§ **EXERCISE**:
Present the data once more in exactly its original form.

§ **TASK MATERIAL**:
-- BEGIN --
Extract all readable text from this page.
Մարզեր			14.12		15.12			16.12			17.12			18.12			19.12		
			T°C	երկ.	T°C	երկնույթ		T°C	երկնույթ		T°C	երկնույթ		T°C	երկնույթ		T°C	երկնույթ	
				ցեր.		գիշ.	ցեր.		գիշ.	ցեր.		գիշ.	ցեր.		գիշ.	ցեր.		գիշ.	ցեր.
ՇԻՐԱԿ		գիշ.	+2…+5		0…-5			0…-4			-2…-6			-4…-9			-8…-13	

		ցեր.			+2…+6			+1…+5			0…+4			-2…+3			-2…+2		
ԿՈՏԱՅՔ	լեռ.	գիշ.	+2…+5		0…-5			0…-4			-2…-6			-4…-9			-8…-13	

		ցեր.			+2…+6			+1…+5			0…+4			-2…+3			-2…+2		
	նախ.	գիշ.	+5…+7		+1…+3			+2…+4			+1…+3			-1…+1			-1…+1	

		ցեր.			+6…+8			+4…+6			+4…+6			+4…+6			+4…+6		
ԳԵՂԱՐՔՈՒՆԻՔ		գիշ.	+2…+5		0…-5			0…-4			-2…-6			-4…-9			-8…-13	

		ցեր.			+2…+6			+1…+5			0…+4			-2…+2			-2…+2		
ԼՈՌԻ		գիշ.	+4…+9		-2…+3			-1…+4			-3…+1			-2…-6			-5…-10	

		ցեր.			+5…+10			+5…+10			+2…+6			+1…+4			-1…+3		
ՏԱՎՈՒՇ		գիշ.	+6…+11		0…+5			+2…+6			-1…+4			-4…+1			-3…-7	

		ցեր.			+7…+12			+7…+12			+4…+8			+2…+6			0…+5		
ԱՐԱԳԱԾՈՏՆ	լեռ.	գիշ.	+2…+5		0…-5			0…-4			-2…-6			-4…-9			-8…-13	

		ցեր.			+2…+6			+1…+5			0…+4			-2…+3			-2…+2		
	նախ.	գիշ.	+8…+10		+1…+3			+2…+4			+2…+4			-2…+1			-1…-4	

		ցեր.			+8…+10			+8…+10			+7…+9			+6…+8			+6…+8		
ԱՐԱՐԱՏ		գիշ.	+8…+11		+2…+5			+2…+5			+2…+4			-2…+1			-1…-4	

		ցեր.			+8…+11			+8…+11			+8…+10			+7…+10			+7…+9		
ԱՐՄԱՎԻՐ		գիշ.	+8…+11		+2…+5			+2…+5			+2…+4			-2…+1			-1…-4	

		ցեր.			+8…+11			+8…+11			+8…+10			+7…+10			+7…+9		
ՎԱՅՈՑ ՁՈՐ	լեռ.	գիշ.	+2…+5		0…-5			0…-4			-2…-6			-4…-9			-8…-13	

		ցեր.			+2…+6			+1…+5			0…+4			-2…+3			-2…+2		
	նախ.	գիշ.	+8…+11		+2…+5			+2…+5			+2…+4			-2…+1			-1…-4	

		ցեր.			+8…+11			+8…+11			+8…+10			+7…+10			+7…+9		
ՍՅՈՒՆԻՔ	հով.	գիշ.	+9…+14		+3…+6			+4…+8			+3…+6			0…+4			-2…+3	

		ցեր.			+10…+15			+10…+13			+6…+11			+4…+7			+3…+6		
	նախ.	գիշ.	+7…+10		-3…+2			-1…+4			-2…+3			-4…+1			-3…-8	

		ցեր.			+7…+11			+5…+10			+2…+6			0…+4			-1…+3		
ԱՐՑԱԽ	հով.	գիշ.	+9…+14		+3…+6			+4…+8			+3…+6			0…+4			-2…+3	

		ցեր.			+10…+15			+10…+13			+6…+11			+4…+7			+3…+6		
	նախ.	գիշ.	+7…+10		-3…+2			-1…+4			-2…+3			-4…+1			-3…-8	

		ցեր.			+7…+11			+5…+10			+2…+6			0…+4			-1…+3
-- END --
§ **EXERCISE RESULT**:
Extract all readable text from this page.
Մարզեր			14.12		15.12			16.12			17.12			18.12			19.12		
			T°C	երկ.	T°C	երկնույթ		T°C	երկնույթ		T°C	երկնույթ		T°C	երկնույթ		T°C	երկնույթ	
				ցեր.		գիշ.	ցեր.		գիշ.	ցեր.		գիշ.	ցեր.		գիշ.	ցեր.		գիշ.	ցեր.
ՇԻՐԱԿ		գիշ.	+2…+5		0…-5			0…-4			-2…-6			-4…-9			-8…-13	

		ցեր.			+2…+6			+1…+5			0…+4			-2…+3			-2…+2		
ԿՈՏԱՅՔ	լեռ.	գիշ.	+2…+5		0…-5			0…-4			-2…-6			-4…-9			-8…-13	

		ցեր.			+2…+6			+1…+5			0…+4			-2…+3			-2…+2		
	նախ.	գիշ.	+5…+7		+1…+3			+2…+4			+1…+3			-1…+1			-1…+1	

		ցեր.			+6…+8			+4…+6			+4…+6			+4…+6			+4…+6		
ԳԵՂԱՐՔՈՒՆԻՔ		գիշ.	+2…+5		0…-5			0…-4			-2…-6			-4…-9			-8…-13	

		ցեր.			+2…+6			+1…+5			0…+4			-2…+2			-2…+2		
ԼՈՌԻ		գիշ.	+4…+9		-2…+3			-1…+4			-3…+1			-2…-6			-5…-10	

		ցեր.			+5…+10			+5…+10			+2…+6			+1…+4			-1…+3		
ՏԱՎՈՒՇ		գիշ.	+6…+11		0…+5			+2…+6			-1…+4			-4…+1			-3…-7	

		ցեր.			+7…+12			+7…+12			+4…+8			+2…+6			0…+5		
ԱՐԱԳԱԾՈՏՆ	լեռ.	գիշ.	+2…+5		0…-5			0…-4			-2…-6			-4…-9			-8…-13	

		ցեր.			+2…+6			+1…+5			0…+4			-2…+3			-2…+2		
	նախ.	գիշ.	+8…+10		+1…+3			+2…+4			+2…+4			-2…+1			-1…-4	

		ցեր.			+8…+10			+8…+10			+7…+9			+6…+8			+6…+8		
ԱՐԱՐԱՏ		գիշ.	+8…+11		+2…+5			+2…+5			+2…+4			-2…+1			-1…-4	

		ցեր.			+8…+11			+8…+11			+8…+10			+7…+10			+7…+9		
ԱՐՄԱՎԻՐ		գիշ.	+8…+11		+2…+5			+2…+5			+2…+4			-2…+1			-1…-4	

		ցեր.			+8…+11			+8…+11			+8…+10			+7…+10			+7…+9		
ՎԱՅՈՑ ՁՈՐ	լեռ.	գիշ.	+2…+5		0…-5			0…-4			-2…-6			-4…-9			-8…-13	

		ցեր.			+2…+6			+1…+5			0…+4			-2…+3			-2…+2		
	նախ.	գիշ.	+8…+11		+2…+5			+2…+5			+2…+4			-2…+1			-1…-4	

		ցեր.			+8…+11			+8…+11			+8…+10			+7…+10			+7…+9		
ՍՅՈՒՆԻՔ	հով.	գիշ.	+9…+14		+3…+6			+4…+8			+3…+6			0…+4			-2…+3	

		ցեր.			+10…+15			+10…+13			+6…+11			+4…+7			+3…+6		
	նախ.	գիշ.	+7…+10		-3…+2			-1…+4			-2…+3			-4…+1			-3…-8	

		ցեր.			+7…+11			+5…+10			+2…+6			0…+4			-1…+3		
ԱՐՑԱԽ	հով.	գիշ.	+9…+14		+3…+6			+4…+8			+3…+6			0…+4			-2…+3	

		ցեր.			+10…+15			+10…+13			+6…+11			+4…+7			+3…+6		
	նախ.	գիշ.	+7…+10		-3…+2			-1…+4			-2…+3			-4…+1			-3…-8	

		ցեր.			+7…+11			+5…+10			+2…+6			0…+4			-1…+3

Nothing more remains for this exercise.